__TO DO__
The records below hold pictures; please leave those out and retype the rest exactly.
____________________
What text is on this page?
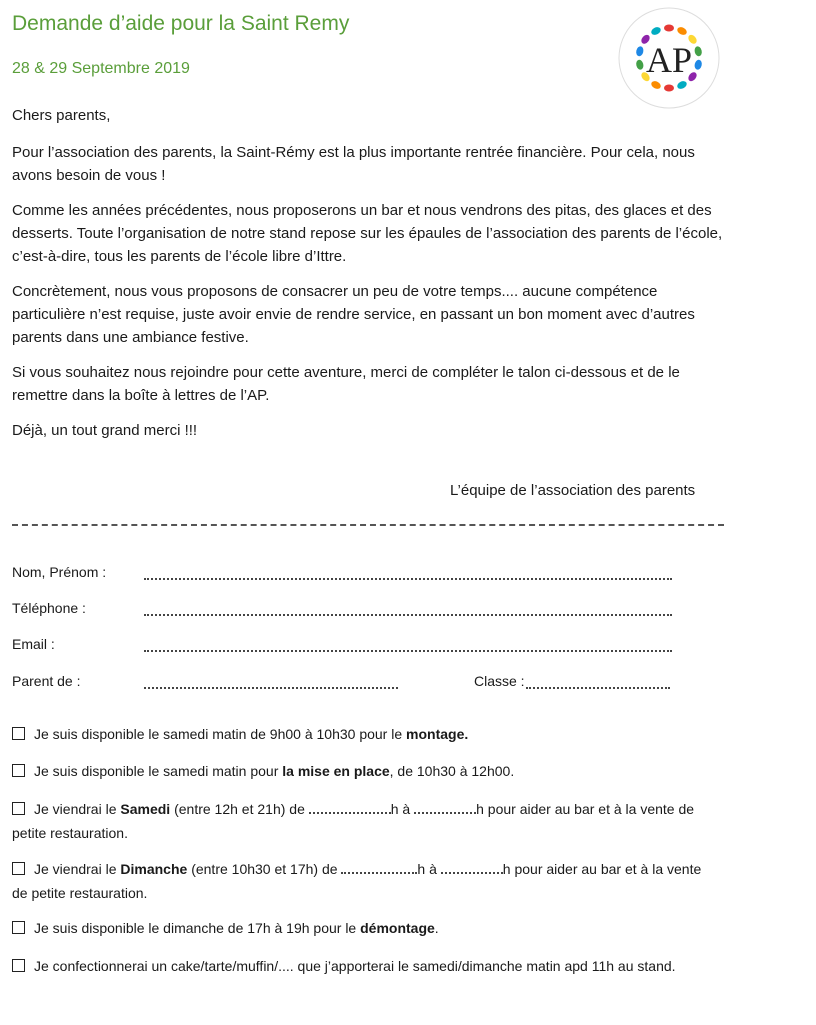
Demande d’aide pour la Saint Remy
28 & 29 Septembre 2019	AP

Chers parents,

Pour l’association des parents, la Saint-Rémy est la plus importante rentrée financière. Pour cela, nous avons besoin de vous !

Comme les années précédentes, nous proposerons un bar et nous vendrons des pitas, des glaces et des desserts. Toute l’organisation de notre stand repose sur les épaules de l’association des parents de l’école, c’est-à-dire, tous les parents de l’école libre d’Ittre.

Concrètement, nous vous proposons de consacrer un peu de votre temps.... aucune compétence particulière n’est requise, juste avoir envie de rendre service, en passant un bon moment avec d’autres parents dans une ambiance festive.

Si vous souhaitez nous rejoindre pour cette aventure, merci de compléter le talon ci-dessous et de le remettre dans la boîte à lettres de l’AP.

Déjà, un tout grand merci !!!

L’équipe de l’association des parents
Nom, Prénom :
Téléphone :
Email :
Parent de :	Classe :
Je suis disponible le samedi matin de 9h00 à 10h30 pour le montage.
Je suis disponible le samedi matin pour la mise en place, de 10h30 à 12h00.
Je viendrai le Samedi (entre 12h et 21h) de	h à	h pour aider au bar et à la vente de petite restauration.
Je viendrai le Dimanche (entre 10h30 et 17h) de	h à	h pour aider au bar et à la vente de petite restauration.
Je suis disponible le dimanche de 17h à 19h pour le démontage.
Je confectionnerai un cake/tarte/muffin/.... que j’apporterai le samedi/dimanche matin apd 11h au stand.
____________________
__RESULT__
What text is on this page?
Demande d’aide pour la Saint Remy
28 & 29 Septembre 2019	AP

Chers parents,

Pour l’association des parents, la Saint-Rémy est la plus importante rentrée financière. Pour cela, nous avons besoin de vous !

Comme les années précédentes, nous proposerons un bar et nous vendrons des pitas, des glaces et des desserts. Toute l’organisation de notre stand repose sur les épaules de l’association des parents de l’école, c’est-à-dire, tous les parents de l’école libre d’Ittre.

Concrètement, nous vous proposons de consacrer un peu de votre temps.... aucune compétence particulière n’est requise, juste avoir envie de rendre service, en passant un bon moment avec d’autres parents dans une ambiance festive.

Si vous souhaitez nous rejoindre pour cette aventure, merci de compléter le talon ci-dessous et de le remettre dans la boîte à lettres de l’AP.

Déjà, un tout grand merci !!!

L’équipe de l’association des parents
Nom, Prénom :
Téléphone :
Email :
Parent de :	Classe :
Je suis disponible le samedi matin de 9h00 à 10h30 pour le montage.
Je suis disponible le samedi matin pour la mise en place, de 10h30 à 12h00.
Je viendrai le Samedi (entre 12h et 21h) de	h à	h pour aider au bar et à la vente de petite restauration.
Je viendrai le Dimanche (entre 10h30 et 17h) de	h à	h pour aider au bar et à la vente de petite restauration.
Je suis disponible le dimanche de 17h à 19h pour le démontage.
Je confectionnerai un cake/tarte/muffin/.... que j’apporterai le samedi/dimanche matin apd 11h au stand.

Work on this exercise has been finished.